WHAT THE EXERCISE ASKS =>
Would you pull out every line of the material that contains the string "februari"?

EXERCISE INPUTS =>
------------------------------------

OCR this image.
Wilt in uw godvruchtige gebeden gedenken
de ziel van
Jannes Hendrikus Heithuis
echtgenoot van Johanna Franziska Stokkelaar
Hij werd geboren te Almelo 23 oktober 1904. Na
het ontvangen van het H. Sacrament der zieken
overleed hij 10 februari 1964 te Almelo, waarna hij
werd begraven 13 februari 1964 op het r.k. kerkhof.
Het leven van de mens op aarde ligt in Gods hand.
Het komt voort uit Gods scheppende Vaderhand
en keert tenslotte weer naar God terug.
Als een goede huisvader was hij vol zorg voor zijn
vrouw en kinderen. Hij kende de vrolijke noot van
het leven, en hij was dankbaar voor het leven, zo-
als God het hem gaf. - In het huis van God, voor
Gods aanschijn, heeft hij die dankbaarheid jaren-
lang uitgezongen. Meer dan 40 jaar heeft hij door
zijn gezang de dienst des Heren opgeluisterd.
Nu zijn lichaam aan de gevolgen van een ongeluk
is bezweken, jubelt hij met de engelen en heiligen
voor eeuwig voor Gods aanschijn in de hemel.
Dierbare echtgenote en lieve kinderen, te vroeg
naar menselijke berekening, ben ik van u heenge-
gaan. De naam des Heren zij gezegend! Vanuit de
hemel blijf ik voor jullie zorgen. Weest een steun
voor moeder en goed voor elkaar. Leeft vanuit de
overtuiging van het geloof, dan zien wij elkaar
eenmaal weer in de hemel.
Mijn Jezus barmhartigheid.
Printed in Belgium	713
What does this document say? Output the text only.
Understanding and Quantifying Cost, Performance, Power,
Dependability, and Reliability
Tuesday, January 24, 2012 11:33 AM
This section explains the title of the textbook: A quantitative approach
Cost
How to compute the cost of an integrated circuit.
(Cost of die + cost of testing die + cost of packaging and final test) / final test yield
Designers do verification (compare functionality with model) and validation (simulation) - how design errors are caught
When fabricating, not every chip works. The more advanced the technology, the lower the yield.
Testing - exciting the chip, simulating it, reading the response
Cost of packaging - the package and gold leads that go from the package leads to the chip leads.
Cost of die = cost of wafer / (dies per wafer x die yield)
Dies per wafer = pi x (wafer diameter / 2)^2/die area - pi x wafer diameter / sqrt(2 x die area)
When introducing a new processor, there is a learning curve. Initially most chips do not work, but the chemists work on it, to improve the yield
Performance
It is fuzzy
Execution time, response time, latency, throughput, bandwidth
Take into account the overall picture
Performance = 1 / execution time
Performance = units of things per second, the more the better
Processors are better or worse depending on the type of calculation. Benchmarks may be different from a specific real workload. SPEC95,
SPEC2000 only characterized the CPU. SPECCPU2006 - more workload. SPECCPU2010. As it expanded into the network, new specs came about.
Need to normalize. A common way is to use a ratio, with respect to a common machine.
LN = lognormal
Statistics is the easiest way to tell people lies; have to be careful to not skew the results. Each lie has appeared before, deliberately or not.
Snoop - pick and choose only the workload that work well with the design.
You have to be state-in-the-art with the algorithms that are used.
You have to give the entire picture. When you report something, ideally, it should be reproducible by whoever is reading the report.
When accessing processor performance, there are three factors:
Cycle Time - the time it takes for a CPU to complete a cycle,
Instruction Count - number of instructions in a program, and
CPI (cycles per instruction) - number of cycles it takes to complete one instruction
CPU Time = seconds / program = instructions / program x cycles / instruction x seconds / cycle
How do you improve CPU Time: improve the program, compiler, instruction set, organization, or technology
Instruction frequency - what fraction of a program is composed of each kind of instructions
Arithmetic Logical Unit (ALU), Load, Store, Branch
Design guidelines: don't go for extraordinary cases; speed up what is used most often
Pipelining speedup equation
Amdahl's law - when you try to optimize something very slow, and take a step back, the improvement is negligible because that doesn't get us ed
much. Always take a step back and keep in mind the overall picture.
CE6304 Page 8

------------------------------------

ANSWER FOR THE TASK =>
overleed hij 10 februari 1964 te Almelo, waarna hij
werd begraven 13 februari 1964 op het r.k. kerkhof.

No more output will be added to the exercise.